◆ **DATASET CONTENT**
## Begin
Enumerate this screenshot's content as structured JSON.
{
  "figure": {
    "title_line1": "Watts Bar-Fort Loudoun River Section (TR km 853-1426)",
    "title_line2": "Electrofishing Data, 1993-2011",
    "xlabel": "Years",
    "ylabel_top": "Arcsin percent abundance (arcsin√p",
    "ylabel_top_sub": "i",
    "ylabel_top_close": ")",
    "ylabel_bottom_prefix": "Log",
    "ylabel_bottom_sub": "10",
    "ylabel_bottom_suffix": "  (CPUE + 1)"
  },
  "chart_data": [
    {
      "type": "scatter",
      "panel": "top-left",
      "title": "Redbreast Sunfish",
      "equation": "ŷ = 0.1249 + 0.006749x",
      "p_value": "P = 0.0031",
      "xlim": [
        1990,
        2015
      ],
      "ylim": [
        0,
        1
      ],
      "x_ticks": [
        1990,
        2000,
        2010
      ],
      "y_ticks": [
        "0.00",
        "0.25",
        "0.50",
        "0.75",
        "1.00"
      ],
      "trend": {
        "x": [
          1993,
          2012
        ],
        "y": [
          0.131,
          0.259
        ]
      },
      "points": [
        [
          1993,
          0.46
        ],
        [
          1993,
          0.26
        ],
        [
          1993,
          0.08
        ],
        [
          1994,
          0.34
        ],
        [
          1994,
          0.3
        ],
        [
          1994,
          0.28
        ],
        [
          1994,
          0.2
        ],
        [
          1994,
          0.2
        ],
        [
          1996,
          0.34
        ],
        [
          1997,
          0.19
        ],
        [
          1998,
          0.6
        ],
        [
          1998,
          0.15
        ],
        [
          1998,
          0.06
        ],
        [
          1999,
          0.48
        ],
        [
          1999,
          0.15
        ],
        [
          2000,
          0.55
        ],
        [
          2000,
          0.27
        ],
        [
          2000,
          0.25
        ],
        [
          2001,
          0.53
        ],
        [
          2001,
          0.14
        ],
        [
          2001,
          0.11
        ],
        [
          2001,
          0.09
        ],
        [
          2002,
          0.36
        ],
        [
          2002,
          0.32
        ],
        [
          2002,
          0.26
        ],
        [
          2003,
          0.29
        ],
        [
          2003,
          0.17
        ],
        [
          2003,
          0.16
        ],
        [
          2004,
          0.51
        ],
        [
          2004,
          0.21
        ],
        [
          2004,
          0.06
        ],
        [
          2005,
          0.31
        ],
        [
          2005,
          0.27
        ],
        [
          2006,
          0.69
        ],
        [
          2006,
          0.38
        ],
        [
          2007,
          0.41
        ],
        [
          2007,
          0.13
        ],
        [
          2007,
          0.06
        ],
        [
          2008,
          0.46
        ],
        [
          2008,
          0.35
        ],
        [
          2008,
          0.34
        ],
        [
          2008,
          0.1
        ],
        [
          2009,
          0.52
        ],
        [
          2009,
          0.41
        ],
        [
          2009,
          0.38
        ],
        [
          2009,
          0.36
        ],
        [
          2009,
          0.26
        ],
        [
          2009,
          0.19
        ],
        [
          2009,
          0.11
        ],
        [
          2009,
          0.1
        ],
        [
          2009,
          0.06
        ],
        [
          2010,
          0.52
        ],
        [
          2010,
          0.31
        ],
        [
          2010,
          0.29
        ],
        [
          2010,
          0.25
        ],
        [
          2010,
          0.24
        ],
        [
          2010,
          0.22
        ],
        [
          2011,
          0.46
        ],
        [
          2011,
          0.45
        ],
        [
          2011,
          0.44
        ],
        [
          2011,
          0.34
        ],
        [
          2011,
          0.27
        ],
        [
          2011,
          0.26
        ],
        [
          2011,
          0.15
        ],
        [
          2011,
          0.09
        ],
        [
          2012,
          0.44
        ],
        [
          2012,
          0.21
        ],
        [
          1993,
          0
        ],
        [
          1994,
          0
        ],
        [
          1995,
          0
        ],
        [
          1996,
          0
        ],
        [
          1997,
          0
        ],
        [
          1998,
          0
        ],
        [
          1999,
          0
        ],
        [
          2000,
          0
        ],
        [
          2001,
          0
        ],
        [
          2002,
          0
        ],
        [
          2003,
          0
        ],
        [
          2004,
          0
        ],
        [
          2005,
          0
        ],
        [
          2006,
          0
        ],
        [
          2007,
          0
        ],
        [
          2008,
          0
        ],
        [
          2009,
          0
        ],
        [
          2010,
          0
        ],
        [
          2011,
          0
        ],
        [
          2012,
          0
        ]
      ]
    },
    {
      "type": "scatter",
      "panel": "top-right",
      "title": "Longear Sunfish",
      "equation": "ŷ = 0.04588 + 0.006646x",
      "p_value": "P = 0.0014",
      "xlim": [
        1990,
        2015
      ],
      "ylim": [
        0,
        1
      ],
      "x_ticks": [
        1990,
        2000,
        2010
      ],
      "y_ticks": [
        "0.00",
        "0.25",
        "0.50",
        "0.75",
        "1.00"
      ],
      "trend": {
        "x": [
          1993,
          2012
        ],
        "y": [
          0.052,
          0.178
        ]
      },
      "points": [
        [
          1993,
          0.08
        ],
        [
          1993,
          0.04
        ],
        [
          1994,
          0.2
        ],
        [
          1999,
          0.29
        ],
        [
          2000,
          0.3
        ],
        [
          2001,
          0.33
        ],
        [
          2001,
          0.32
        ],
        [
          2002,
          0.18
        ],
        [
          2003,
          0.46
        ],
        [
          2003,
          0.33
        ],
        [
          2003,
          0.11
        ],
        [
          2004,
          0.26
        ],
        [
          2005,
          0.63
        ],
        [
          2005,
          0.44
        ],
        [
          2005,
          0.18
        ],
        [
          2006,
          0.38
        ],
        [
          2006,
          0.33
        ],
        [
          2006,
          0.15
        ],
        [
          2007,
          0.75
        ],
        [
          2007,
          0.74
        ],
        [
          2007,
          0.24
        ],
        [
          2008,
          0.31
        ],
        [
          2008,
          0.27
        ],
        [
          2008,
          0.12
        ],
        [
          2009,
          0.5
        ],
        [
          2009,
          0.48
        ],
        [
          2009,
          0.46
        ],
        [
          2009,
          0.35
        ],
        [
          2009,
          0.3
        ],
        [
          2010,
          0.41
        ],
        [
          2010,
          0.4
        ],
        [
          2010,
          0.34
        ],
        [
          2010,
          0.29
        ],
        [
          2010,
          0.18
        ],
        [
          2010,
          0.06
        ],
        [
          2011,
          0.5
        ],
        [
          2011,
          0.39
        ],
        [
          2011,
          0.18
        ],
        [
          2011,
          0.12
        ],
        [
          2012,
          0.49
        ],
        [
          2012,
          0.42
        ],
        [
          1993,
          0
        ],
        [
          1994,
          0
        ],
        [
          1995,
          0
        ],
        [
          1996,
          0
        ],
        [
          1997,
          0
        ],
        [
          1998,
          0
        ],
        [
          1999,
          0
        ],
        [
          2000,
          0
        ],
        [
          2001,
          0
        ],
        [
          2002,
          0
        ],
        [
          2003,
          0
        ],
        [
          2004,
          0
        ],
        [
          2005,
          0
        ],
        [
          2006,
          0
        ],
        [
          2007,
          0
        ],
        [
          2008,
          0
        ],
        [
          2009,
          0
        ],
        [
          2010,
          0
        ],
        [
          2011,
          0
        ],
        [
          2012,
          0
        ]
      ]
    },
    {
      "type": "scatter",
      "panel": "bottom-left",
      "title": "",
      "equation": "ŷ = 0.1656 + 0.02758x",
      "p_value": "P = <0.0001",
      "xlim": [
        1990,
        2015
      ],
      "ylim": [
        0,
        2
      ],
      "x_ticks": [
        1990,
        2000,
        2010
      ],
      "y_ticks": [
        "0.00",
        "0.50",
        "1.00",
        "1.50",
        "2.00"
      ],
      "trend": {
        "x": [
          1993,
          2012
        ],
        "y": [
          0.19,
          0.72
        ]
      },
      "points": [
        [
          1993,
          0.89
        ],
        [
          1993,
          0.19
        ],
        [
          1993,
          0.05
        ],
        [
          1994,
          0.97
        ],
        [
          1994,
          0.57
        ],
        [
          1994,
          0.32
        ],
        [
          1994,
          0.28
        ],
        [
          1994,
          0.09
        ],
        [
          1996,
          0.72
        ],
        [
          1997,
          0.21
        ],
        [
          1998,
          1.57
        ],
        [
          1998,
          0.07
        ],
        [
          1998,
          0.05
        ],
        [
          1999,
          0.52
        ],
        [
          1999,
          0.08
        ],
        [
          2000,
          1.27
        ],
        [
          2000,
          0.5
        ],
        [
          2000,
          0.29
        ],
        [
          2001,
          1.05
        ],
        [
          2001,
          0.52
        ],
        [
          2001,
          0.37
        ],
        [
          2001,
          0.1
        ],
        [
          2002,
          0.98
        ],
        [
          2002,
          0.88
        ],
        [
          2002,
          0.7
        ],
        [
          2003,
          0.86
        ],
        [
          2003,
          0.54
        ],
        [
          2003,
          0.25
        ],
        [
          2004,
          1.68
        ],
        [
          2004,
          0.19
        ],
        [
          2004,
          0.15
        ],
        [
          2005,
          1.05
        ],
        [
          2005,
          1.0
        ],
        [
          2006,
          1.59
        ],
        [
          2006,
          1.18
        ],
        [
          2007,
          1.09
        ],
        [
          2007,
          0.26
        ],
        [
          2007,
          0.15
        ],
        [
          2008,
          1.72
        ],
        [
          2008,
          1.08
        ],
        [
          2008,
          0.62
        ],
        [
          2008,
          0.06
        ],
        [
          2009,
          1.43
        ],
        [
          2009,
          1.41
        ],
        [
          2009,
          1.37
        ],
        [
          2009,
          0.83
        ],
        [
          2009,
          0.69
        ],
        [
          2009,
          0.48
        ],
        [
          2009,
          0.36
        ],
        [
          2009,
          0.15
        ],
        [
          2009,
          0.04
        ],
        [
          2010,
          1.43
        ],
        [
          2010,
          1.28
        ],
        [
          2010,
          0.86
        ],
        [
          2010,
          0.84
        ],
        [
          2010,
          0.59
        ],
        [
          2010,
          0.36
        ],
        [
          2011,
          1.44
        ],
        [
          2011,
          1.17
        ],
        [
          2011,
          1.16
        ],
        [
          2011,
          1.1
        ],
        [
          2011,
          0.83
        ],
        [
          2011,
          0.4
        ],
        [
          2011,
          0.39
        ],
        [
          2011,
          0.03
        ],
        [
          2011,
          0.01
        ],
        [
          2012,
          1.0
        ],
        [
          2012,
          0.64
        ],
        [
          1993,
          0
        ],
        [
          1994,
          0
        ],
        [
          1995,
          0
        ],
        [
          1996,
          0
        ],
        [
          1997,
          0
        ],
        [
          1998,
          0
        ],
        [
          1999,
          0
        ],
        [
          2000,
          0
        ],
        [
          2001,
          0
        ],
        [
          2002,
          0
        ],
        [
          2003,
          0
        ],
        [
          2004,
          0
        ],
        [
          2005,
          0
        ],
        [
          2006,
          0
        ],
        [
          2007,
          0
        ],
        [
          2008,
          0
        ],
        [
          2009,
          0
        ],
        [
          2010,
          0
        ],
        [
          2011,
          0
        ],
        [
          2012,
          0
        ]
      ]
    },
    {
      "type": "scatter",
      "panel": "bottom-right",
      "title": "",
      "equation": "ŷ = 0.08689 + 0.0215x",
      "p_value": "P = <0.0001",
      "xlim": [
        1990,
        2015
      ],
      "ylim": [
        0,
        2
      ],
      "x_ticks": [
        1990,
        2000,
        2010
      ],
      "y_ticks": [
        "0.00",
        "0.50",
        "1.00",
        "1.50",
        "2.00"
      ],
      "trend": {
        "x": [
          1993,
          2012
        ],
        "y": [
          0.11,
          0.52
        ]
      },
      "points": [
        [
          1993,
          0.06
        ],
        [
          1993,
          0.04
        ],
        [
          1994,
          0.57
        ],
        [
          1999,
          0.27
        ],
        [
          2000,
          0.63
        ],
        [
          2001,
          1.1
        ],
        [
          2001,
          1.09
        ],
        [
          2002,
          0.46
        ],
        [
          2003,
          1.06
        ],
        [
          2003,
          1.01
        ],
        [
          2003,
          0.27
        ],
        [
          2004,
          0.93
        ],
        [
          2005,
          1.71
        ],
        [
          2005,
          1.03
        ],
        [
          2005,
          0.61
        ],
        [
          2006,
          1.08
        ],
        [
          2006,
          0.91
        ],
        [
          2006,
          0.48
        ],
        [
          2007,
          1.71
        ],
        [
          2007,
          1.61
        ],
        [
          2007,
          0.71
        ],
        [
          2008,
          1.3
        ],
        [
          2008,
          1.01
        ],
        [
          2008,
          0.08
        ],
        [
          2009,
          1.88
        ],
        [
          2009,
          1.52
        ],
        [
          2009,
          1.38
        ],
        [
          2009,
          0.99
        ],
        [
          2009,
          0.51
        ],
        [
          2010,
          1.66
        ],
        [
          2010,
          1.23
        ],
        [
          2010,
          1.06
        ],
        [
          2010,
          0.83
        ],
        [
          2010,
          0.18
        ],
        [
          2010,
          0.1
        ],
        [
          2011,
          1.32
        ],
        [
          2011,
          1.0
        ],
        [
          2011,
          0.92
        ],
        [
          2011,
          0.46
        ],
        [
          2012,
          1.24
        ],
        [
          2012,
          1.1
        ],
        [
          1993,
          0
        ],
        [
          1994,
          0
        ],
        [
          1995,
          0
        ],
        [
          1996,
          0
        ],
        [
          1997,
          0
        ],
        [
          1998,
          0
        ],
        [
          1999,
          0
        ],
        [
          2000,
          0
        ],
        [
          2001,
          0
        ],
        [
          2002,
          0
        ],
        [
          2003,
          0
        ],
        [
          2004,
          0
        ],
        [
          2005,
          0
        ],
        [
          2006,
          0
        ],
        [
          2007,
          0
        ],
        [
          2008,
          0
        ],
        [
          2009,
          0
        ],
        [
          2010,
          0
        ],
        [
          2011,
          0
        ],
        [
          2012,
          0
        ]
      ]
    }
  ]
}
## End
◆ **TASK PROMPT**
Find each line in the records holding the string "panel" and show it.

◆ **SOLUTION**
      "panel": "top-left",
      "panel": "top-right",
      "panel": "bottom-left",
      "panel": "bottom-right",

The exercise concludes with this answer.